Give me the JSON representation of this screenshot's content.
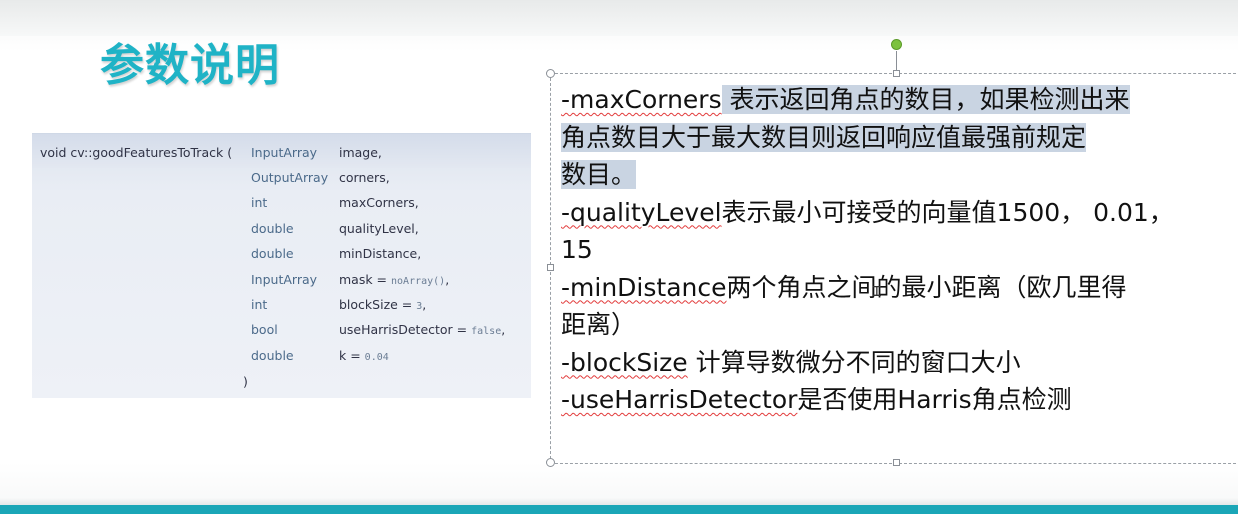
{
  "slide": {
    "title": "参数说明"
  },
  "code": {
    "signature": "void cv::goodFeaturesToTrack (",
    "params": [
      {
        "type": "InputArray",
        "name": "image,",
        "default": ""
      },
      {
        "type": "OutputArray",
        "name": "corners,",
        "default": ""
      },
      {
        "type": "int",
        "name": "maxCorners,",
        "default": ""
      },
      {
        "type": "double",
        "name": "qualityLevel,",
        "default": ""
      },
      {
        "type": "double",
        "name": "minDistance,",
        "default": ""
      },
      {
        "type": "InputArray",
        "name": "mask = ",
        "default": "noArray()",
        "suffix": ","
      },
      {
        "type": "int",
        "name": "blockSize = ",
        "default": "3",
        "suffix": ","
      },
      {
        "type": "bool",
        "name": "useHarrisDetector = ",
        "default": "false",
        "suffix": ","
      },
      {
        "type": "double",
        "name": "k = ",
        "default": "0.04",
        "suffix": ""
      }
    ],
    "closing": ")"
  },
  "description": {
    "line1_param": "-maxCorners",
    "line1_rest": " 表示返回角点的数目，如果检测出来",
    "line2": "角点数目大于最大数目则返回响应值最强前规定",
    "line3": "数目。",
    "line4_param": "-qualityLevel",
    "line4_rest": "表示最小可接受的向量值1500， 0.01，",
    "line5": "15",
    "line6_param": "-minDistance",
    "line6_rest": "两个角点之间的最小距离（欧几里得",
    "line7": "距离）",
    "line8_param": "-blockSize",
    "line8_rest": " 计算导数微分不同的窗口大小",
    "line9_param": "-useHarrisDetector",
    "line9_rest": "是否使用Harris角点检测"
  },
  "colors": {
    "accent": "#1fb3c6",
    "bottom_bar": "#1aa6b7",
    "selection": "#c9d4e2"
  }
}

*****

=== Written request ===
Pick every line with "name" in it and copy it.

=== Answer for this exercise ===
        "name": "image,",
        "name": "corners,",
        "name": "maxCorners,",
        "name": "qualityLevel,",
        "name": "minDistance,",
        "name": "mask = ",
        "name": "blockSize = ",
        "name": "useHarrisDetector = ",
        "name": "k = ",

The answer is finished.